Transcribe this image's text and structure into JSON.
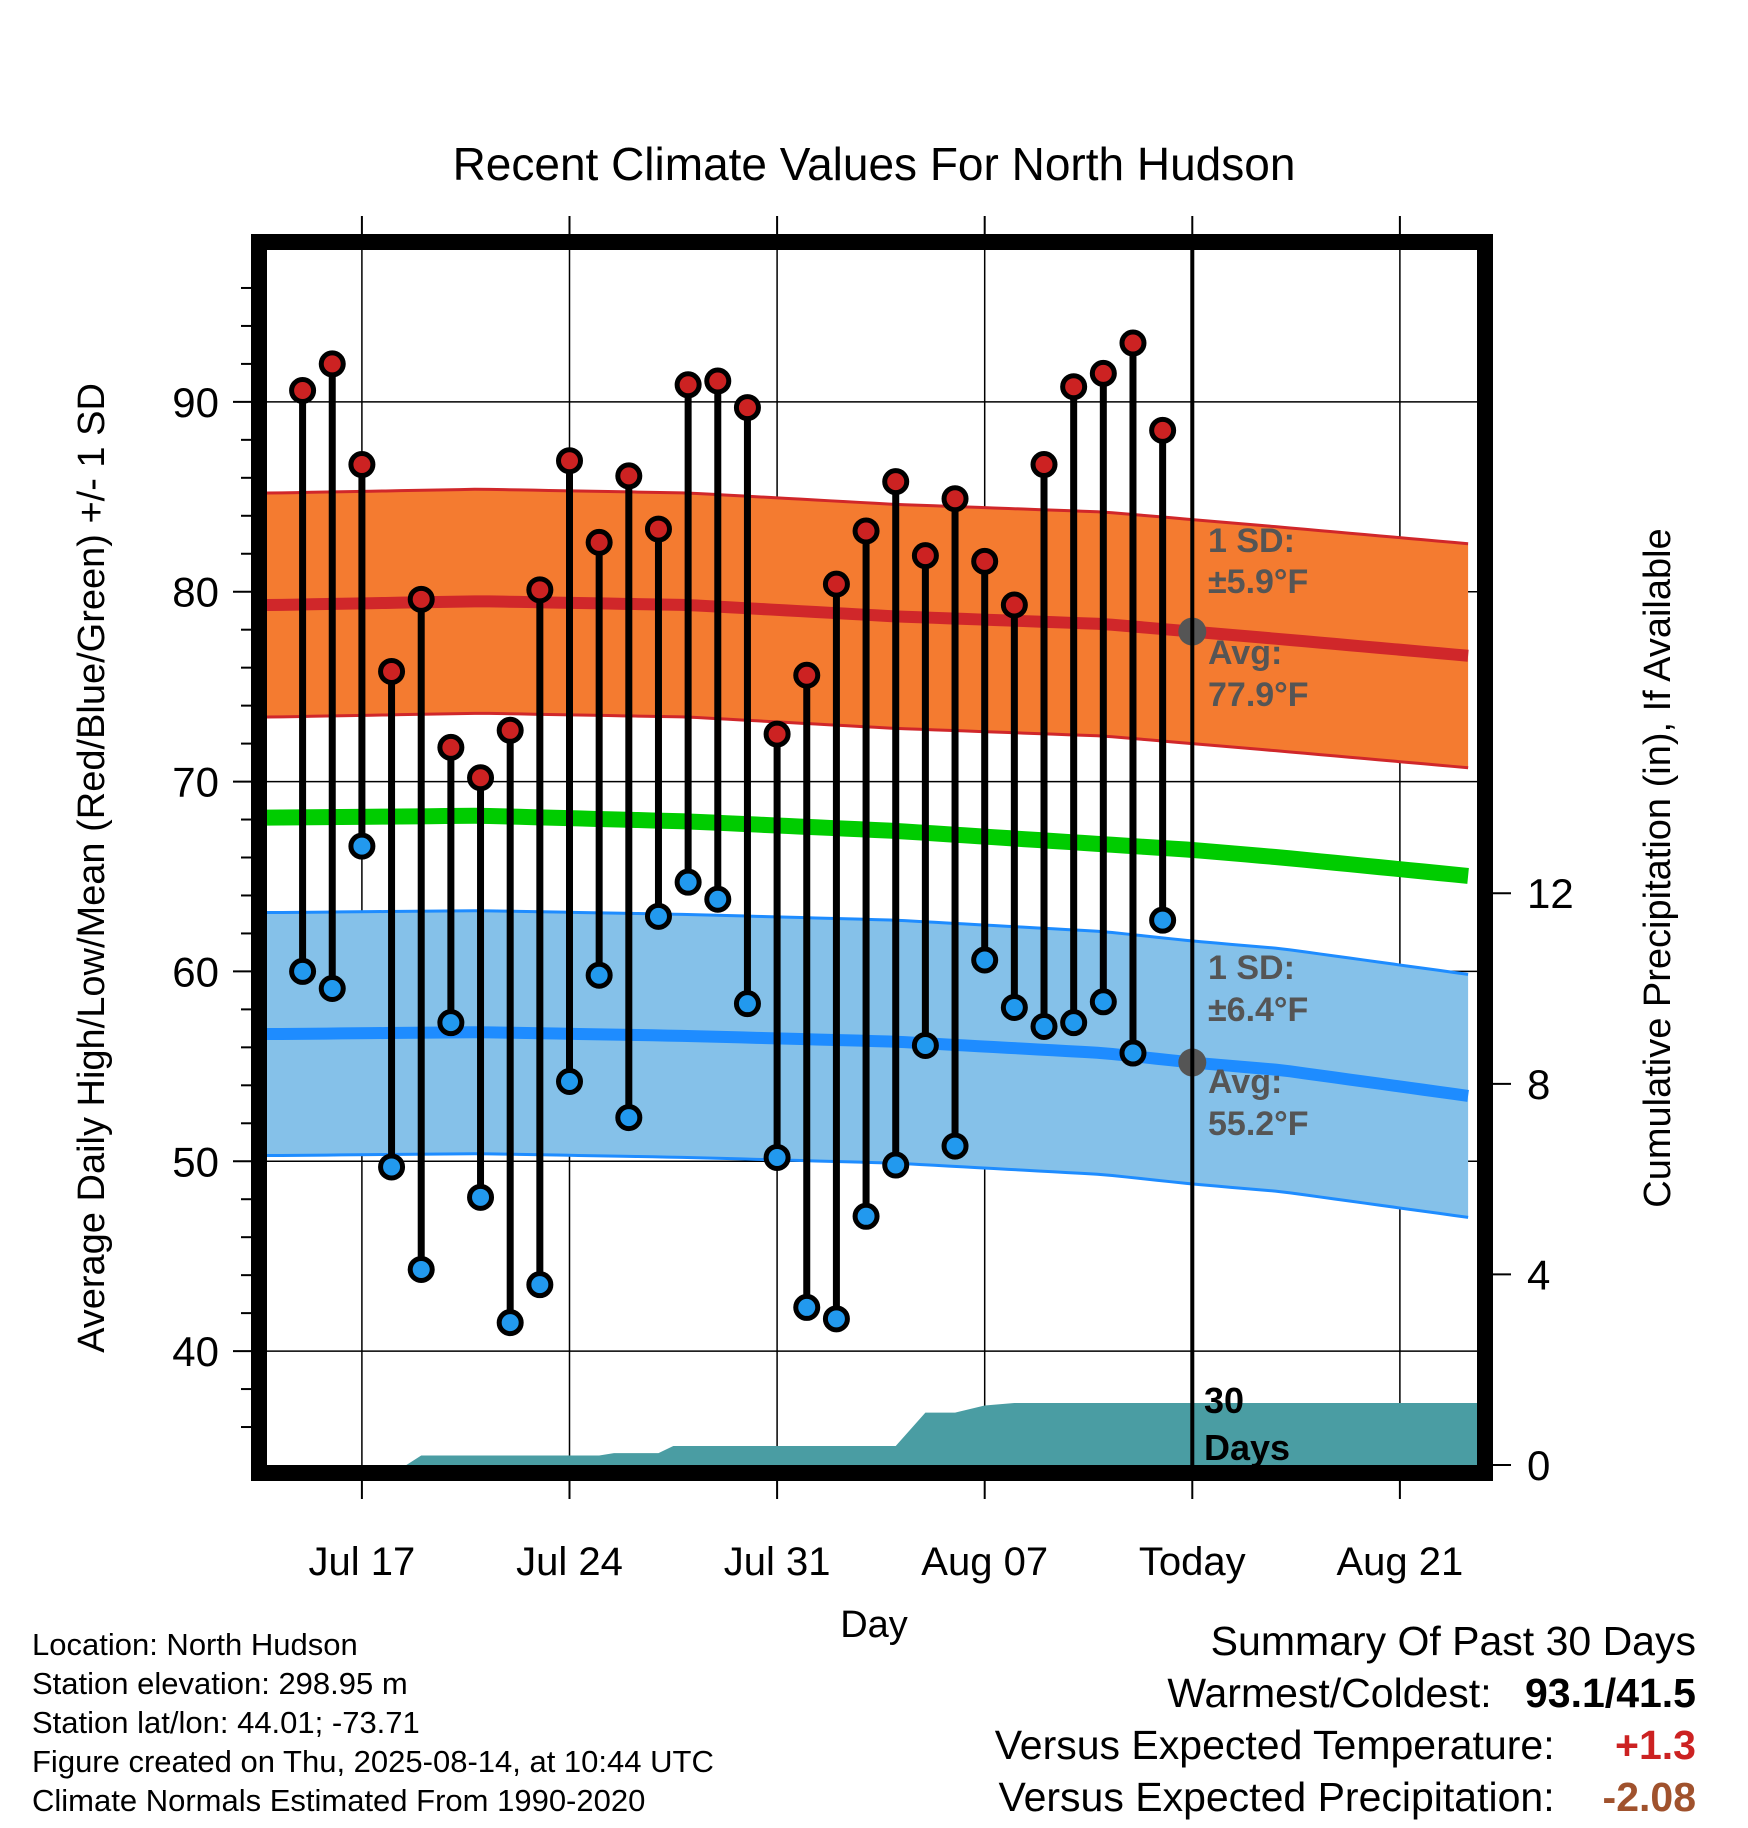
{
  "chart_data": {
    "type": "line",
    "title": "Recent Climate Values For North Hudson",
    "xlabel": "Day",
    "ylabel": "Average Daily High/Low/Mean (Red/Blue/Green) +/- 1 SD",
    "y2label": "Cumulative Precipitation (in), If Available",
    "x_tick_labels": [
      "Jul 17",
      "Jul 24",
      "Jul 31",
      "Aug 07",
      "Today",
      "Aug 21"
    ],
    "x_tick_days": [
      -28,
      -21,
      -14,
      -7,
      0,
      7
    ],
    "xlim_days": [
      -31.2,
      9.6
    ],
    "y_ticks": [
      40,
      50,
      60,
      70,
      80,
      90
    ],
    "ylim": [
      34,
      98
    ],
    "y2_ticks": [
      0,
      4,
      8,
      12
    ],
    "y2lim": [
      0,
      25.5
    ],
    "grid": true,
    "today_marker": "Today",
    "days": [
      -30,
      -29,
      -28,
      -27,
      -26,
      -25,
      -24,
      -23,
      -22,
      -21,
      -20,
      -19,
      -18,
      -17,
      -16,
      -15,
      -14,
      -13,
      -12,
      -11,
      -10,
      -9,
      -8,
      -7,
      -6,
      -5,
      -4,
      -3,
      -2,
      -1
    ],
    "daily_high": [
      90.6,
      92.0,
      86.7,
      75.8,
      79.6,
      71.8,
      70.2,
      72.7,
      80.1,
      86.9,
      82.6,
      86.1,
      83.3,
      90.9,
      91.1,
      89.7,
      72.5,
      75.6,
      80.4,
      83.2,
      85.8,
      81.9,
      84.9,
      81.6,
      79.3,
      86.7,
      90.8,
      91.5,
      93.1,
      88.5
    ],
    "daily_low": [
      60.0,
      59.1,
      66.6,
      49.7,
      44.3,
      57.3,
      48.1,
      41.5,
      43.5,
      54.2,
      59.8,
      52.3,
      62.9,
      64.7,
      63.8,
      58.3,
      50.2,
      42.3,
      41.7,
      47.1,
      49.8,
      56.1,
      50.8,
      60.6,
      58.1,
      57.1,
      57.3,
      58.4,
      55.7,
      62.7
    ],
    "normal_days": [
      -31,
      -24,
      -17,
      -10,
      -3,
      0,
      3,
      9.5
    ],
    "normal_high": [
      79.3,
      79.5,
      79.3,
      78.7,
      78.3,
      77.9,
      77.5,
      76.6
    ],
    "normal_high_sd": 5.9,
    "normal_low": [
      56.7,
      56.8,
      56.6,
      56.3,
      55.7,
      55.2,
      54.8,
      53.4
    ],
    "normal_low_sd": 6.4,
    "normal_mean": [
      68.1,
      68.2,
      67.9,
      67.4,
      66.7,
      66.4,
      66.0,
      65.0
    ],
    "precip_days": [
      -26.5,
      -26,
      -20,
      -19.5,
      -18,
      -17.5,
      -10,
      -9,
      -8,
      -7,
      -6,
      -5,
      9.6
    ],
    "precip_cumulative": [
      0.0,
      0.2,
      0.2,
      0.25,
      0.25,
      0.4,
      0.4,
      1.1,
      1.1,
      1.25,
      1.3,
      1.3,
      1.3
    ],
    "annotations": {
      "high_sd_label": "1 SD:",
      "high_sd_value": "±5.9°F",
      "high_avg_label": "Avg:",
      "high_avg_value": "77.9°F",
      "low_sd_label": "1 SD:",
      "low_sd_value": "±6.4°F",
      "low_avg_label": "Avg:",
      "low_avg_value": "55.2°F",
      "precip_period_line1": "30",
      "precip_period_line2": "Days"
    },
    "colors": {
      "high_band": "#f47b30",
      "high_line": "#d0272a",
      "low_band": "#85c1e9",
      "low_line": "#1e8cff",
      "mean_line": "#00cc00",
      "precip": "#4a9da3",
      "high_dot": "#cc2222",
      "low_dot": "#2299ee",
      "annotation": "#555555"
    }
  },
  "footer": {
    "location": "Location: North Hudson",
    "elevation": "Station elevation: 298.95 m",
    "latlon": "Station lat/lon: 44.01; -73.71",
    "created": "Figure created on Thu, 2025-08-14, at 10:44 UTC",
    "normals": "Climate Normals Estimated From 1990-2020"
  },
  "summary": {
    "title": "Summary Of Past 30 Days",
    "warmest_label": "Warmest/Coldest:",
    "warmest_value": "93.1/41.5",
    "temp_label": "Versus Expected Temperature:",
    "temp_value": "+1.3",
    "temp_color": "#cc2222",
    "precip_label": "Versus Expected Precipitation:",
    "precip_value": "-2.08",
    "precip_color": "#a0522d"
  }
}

★ ★ ★ ★ ★

Written request => Reproduce each line of the records exactly, and omit every picture.

Reply =>
Transcribe this image's text and structure into JSON.
{
  "chart_data": {
    "type": "line",
    "title": "Recent Climate Values For North Hudson",
    "xlabel": "Day",
    "ylabel": "Average Daily High/Low/Mean (Red/Blue/Green) +/- 1 SD",
    "y2label": "Cumulative Precipitation (in), If Available",
    "x_tick_labels": [
      "Jul 17",
      "Jul 24",
      "Jul 31",
      "Aug 07",
      "Today",
      "Aug 21"
    ],
    "x_tick_days": [
      -28,
      -21,
      -14,
      -7,
      0,
      7
    ],
    "xlim_days": [
      -31.2,
      9.6
    ],
    "y_ticks": [
      40,
      50,
      60,
      70,
      80,
      90
    ],
    "ylim": [
      34,
      98
    ],
    "y2_ticks": [
      0,
      4,
      8,
      12
    ],
    "y2lim": [
      0,
      25.5
    ],
    "grid": true,
    "today_marker": "Today",
    "days": [
      -30,
      -29,
      -28,
      -27,
      -26,
      -25,
      -24,
      -23,
      -22,
      -21,
      -20,
      -19,
      -18,
      -17,
      -16,
      -15,
      -14,
      -13,
      -12,
      -11,
      -10,
      -9,
      -8,
      -7,
      -6,
      -5,
      -4,
      -3,
      -2,
      -1
    ],
    "daily_high": [
      90.6,
      92.0,
      86.7,
      75.8,
      79.6,
      71.8,
      70.2,
      72.7,
      80.1,
      86.9,
      82.6,
      86.1,
      83.3,
      90.9,
      91.1,
      89.7,
      72.5,
      75.6,
      80.4,
      83.2,
      85.8,
      81.9,
      84.9,
      81.6,
      79.3,
      86.7,
      90.8,
      91.5,
      93.1,
      88.5
    ],
    "daily_low": [
      60.0,
      59.1,
      66.6,
      49.7,
      44.3,
      57.3,
      48.1,
      41.5,
      43.5,
      54.2,
      59.8,
      52.3,
      62.9,
      64.7,
      63.8,
      58.3,
      50.2,
      42.3,
      41.7,
      47.1,
      49.8,
      56.1,
      50.8,
      60.6,
      58.1,
      57.1,
      57.3,
      58.4,
      55.7,
      62.7
    ],
    "normal_days": [
      -31,
      -24,
      -17,
      -10,
      -3,
      0,
      3,
      9.5
    ],
    "normal_high": [
      79.3,
      79.5,
      79.3,
      78.7,
      78.3,
      77.9,
      77.5,
      76.6
    ],
    "normal_high_sd": 5.9,
    "normal_low": [
      56.7,
      56.8,
      56.6,
      56.3,
      55.7,
      55.2,
      54.8,
      53.4
    ],
    "normal_low_sd": 6.4,
    "normal_mean": [
      68.1,
      68.2,
      67.9,
      67.4,
      66.7,
      66.4,
      66.0,
      65.0
    ],
    "precip_days": [
      -26.5,
      -26,
      -20,
      -19.5,
      -18,
      -17.5,
      -10,
      -9,
      -8,
      -7,
      -6,
      -5,
      9.6
    ],
    "precip_cumulative": [
      0.0,
      0.2,
      0.2,
      0.25,
      0.25,
      0.4,
      0.4,
      1.1,
      1.1,
      1.25,
      1.3,
      1.3,
      1.3
    ],
    "annotations": {
      "high_sd_label": "1 SD:",
      "high_sd_value": "±5.9°F",
      "high_avg_label": "Avg:",
      "high_avg_value": "77.9°F",
      "low_sd_label": "1 SD:",
      "low_sd_value": "±6.4°F",
      "low_avg_label": "Avg:",
      "low_avg_value": "55.2°F",
      "precip_period_line1": "30",
      "precip_period_line2": "Days"
    },
    "colors": {
      "high_band": "#f47b30",
      "high_line": "#d0272a",
      "low_band": "#85c1e9",
      "low_line": "#1e8cff",
      "mean_line": "#00cc00",
      "precip": "#4a9da3",
      "high_dot": "#cc2222",
      "low_dot": "#2299ee",
      "annotation": "#555555"
    }
  },
  "footer": {
    "location": "Location: North Hudson",
    "elevation": "Station elevation: 298.95 m",
    "latlon": "Station lat/lon: 44.01; -73.71",
    "created": "Figure created on Thu, 2025-08-14, at 10:44 UTC",
    "normals": "Climate Normals Estimated From 1990-2020"
  },
  "summary": {
    "title": "Summary Of Past 30 Days",
    "warmest_label": "Warmest/Coldest:",
    "warmest_value": "93.1/41.5",
    "temp_label": "Versus Expected Temperature:",
    "temp_value": "+1.3",
    "temp_color": "#cc2222",
    "precip_label": "Versus Expected Precipitation:",
    "precip_value": "-2.08",
    "precip_color": "#a0522d"
  }
}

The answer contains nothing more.